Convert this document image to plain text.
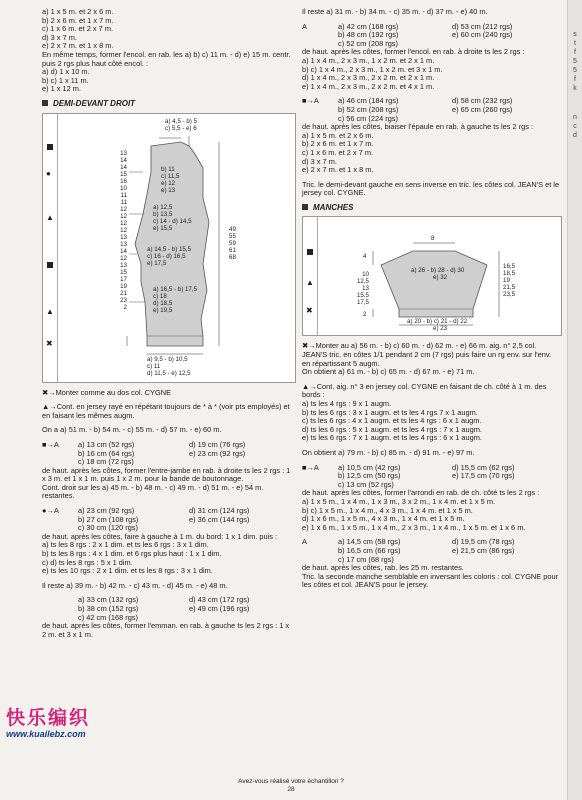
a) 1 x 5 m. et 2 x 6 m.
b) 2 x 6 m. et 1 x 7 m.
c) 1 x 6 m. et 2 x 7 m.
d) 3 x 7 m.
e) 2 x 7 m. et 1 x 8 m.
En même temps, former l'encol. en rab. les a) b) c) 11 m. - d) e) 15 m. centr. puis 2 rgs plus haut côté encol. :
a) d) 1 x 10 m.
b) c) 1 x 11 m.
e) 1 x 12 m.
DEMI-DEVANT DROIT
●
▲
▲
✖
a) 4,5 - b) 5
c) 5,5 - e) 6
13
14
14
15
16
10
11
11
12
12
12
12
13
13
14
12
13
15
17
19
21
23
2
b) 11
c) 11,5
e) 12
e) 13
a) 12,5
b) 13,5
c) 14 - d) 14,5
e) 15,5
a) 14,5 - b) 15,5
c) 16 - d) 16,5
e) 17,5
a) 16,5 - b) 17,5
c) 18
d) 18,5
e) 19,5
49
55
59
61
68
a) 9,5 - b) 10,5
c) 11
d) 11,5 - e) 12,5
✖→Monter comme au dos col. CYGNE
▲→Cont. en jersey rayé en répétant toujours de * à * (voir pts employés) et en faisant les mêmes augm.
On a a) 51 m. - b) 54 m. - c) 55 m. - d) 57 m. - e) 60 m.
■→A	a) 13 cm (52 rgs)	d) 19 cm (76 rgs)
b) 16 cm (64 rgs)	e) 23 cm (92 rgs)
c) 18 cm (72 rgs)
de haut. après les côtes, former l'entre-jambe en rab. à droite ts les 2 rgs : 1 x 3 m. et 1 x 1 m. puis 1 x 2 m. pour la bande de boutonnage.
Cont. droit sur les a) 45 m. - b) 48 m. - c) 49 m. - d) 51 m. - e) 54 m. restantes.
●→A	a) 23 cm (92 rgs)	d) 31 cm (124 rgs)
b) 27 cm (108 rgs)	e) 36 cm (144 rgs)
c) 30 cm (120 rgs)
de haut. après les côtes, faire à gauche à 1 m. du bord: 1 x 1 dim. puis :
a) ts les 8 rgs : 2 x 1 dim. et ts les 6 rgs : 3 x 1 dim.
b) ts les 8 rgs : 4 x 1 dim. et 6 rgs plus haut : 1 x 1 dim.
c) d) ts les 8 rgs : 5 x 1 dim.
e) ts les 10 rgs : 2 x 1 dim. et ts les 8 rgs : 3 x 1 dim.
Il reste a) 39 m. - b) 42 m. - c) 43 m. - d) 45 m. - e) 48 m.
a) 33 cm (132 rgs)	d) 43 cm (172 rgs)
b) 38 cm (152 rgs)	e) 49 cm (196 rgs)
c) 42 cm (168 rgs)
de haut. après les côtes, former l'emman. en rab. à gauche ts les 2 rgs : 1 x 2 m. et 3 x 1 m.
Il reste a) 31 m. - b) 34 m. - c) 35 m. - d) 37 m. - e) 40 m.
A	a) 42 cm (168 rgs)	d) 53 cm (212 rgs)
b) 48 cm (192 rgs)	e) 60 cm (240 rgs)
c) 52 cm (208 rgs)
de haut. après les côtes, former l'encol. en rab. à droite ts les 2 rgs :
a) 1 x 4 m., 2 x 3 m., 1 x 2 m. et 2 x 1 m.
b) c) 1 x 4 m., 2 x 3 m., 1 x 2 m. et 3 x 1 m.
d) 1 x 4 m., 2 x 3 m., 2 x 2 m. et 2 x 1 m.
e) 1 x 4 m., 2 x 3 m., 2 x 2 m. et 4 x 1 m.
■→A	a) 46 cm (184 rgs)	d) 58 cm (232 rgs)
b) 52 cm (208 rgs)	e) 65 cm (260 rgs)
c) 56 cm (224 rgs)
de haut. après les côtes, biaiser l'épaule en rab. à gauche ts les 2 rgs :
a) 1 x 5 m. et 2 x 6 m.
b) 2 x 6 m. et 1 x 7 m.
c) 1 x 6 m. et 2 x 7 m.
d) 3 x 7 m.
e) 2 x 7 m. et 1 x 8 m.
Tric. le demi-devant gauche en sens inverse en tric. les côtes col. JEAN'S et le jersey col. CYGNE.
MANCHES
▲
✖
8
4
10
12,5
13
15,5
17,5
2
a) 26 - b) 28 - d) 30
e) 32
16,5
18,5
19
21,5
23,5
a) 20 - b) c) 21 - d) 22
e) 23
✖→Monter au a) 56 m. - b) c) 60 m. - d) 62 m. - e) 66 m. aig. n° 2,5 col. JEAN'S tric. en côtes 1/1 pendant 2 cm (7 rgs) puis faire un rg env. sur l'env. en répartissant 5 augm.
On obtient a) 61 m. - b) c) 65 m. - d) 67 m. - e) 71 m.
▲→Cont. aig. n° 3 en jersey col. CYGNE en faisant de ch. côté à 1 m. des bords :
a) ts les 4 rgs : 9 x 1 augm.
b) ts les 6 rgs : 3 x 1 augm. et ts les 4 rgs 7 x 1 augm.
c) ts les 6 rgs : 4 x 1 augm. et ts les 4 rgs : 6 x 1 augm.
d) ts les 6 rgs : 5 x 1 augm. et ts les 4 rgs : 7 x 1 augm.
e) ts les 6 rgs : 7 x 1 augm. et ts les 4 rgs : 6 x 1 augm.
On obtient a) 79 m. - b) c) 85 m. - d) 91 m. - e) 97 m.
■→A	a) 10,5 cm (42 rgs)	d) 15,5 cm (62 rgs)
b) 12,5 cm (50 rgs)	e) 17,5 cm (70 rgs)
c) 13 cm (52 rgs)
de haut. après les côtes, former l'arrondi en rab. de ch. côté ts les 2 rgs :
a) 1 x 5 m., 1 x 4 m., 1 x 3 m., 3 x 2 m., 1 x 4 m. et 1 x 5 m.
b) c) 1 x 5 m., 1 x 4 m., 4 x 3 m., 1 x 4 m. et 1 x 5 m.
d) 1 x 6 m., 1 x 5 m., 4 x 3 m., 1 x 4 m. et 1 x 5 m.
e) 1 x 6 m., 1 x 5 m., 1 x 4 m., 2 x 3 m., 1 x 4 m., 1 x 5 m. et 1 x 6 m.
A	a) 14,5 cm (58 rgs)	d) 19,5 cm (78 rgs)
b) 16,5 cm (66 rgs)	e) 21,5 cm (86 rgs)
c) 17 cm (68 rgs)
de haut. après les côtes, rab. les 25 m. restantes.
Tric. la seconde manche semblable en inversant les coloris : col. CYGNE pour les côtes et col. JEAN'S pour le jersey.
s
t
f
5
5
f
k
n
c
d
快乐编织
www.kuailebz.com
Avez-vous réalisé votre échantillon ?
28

* * *

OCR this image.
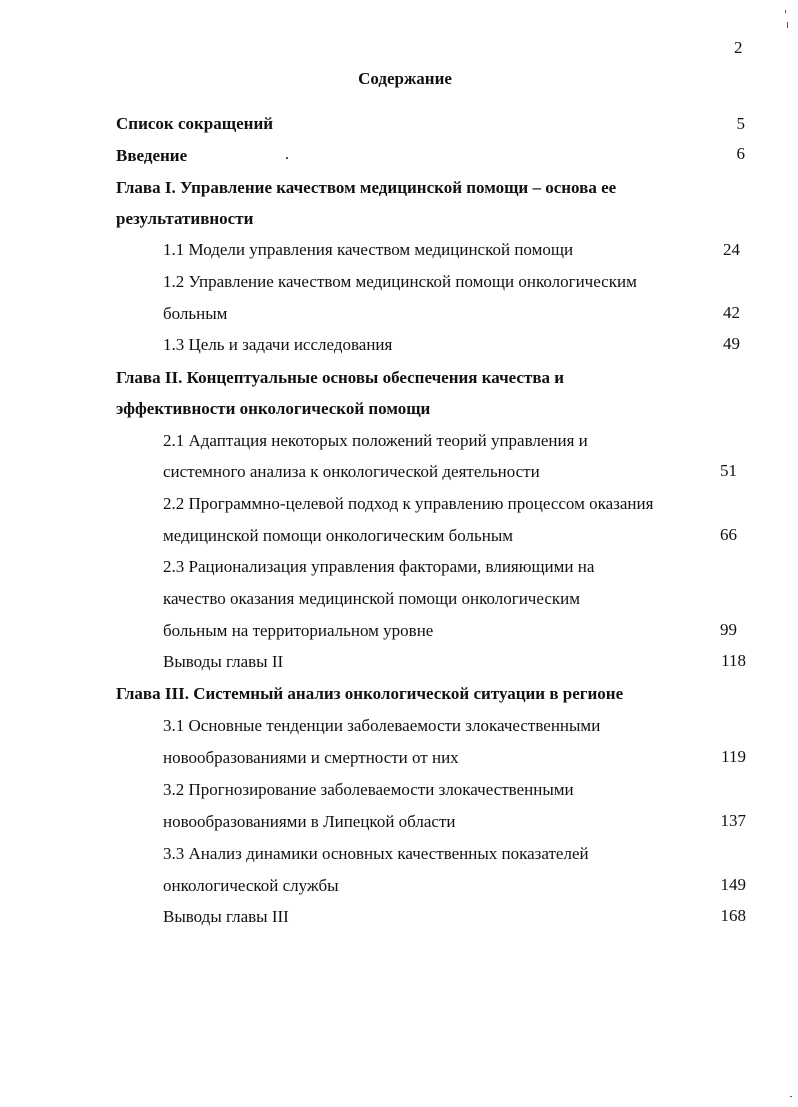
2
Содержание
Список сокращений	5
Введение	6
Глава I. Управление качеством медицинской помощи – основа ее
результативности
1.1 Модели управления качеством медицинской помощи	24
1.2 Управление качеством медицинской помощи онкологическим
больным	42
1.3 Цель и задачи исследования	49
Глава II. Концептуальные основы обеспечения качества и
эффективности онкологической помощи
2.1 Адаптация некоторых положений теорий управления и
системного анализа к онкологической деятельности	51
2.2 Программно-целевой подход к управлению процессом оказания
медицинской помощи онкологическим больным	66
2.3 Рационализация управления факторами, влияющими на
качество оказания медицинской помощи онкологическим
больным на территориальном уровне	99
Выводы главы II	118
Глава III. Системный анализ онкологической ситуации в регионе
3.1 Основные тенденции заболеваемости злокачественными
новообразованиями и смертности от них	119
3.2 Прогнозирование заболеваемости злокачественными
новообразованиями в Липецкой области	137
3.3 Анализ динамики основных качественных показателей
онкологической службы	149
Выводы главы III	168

[Task to carry out] Take every line above carrying "больным" and return it.

[Reply]
больным	42
медицинской помощи онкологическим больным	66
больным на территориальном уровне	99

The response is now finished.